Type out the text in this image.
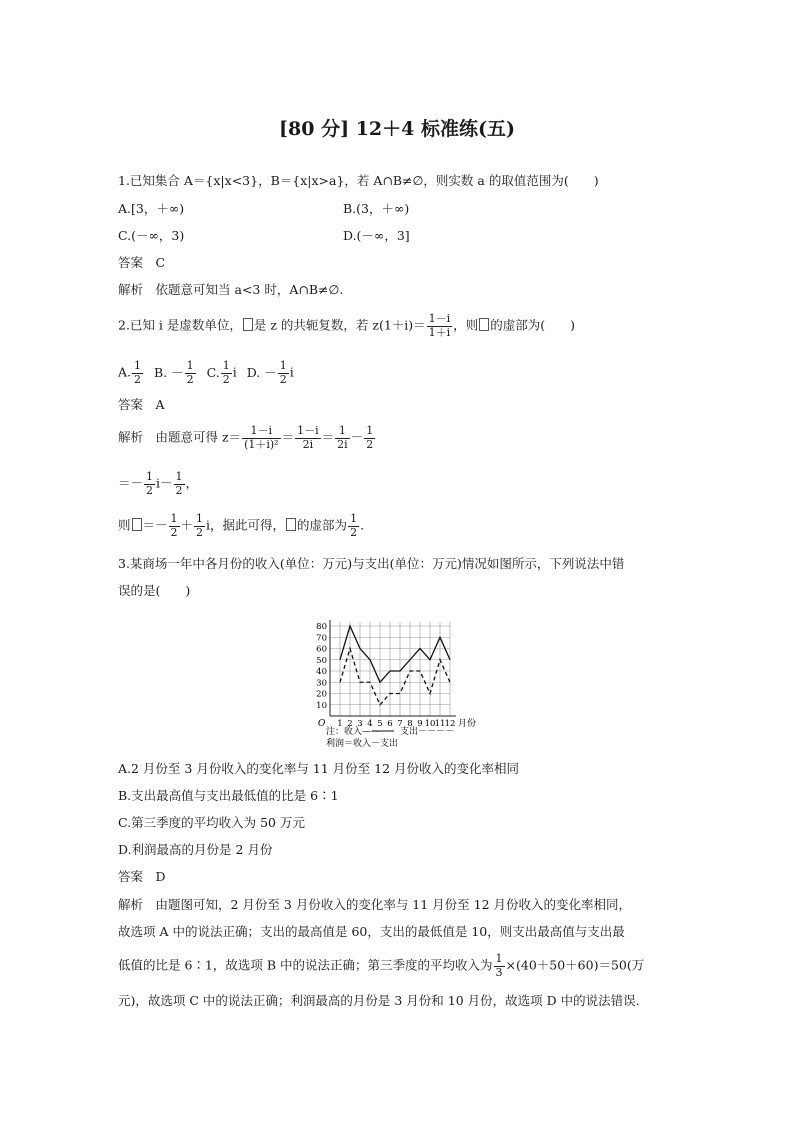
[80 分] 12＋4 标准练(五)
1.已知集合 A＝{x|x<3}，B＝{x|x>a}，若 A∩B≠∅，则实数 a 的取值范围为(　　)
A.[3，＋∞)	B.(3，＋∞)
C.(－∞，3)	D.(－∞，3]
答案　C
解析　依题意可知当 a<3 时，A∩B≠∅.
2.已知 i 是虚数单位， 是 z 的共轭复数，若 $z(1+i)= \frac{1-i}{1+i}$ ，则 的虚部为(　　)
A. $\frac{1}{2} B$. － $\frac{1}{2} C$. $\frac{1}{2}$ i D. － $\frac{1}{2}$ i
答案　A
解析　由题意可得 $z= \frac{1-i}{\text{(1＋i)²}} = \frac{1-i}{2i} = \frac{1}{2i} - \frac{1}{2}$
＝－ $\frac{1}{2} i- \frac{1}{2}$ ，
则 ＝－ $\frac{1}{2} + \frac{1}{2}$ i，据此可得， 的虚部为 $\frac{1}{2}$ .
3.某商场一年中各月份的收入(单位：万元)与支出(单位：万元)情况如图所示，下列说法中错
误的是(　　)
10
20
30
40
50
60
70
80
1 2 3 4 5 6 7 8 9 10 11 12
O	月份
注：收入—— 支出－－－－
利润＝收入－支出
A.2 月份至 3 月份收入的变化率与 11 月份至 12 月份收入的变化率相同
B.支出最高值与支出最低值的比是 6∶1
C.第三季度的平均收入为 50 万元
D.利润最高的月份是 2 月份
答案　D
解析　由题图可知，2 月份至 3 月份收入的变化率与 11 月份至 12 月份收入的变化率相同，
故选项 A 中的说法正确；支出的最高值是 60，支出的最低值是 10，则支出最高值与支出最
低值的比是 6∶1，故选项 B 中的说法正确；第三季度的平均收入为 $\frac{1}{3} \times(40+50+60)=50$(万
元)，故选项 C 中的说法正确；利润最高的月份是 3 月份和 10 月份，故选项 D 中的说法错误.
------------------------------------------------------------
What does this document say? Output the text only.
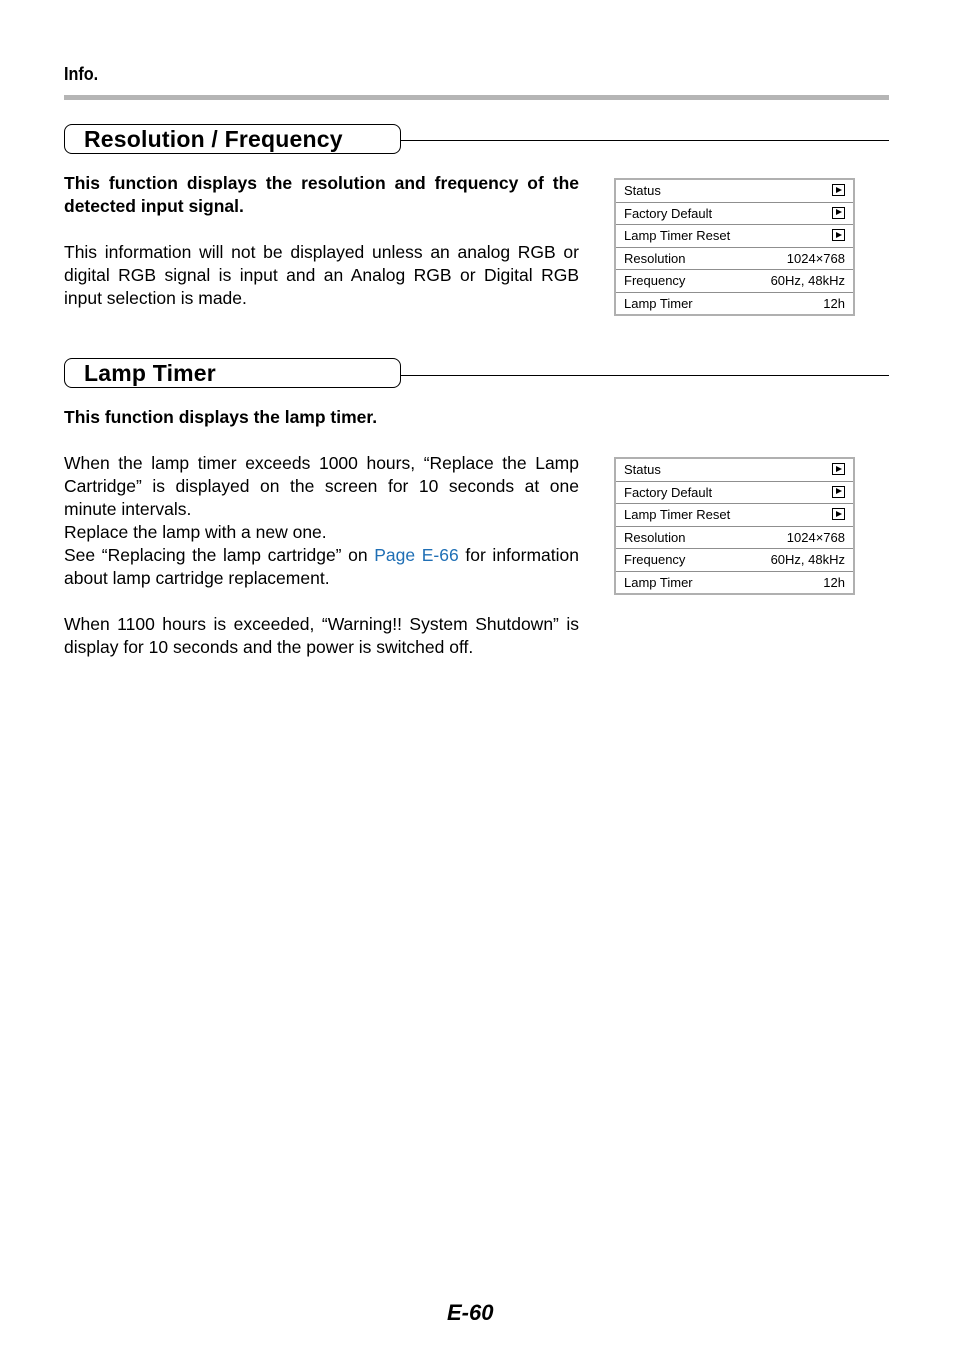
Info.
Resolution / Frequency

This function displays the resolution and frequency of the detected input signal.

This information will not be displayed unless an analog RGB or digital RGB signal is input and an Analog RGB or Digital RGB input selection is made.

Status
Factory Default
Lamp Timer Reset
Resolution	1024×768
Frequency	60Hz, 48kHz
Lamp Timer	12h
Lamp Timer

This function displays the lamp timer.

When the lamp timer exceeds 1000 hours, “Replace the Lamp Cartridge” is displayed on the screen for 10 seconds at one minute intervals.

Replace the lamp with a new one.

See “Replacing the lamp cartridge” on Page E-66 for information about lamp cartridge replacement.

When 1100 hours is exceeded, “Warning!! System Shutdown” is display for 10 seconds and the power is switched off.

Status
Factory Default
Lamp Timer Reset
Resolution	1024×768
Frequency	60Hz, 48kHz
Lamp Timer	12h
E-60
------------------------------------------------------------
▶ Directive
Tell how many lines hold the string "information", giving the number and nothing else.

▶ Written answer
2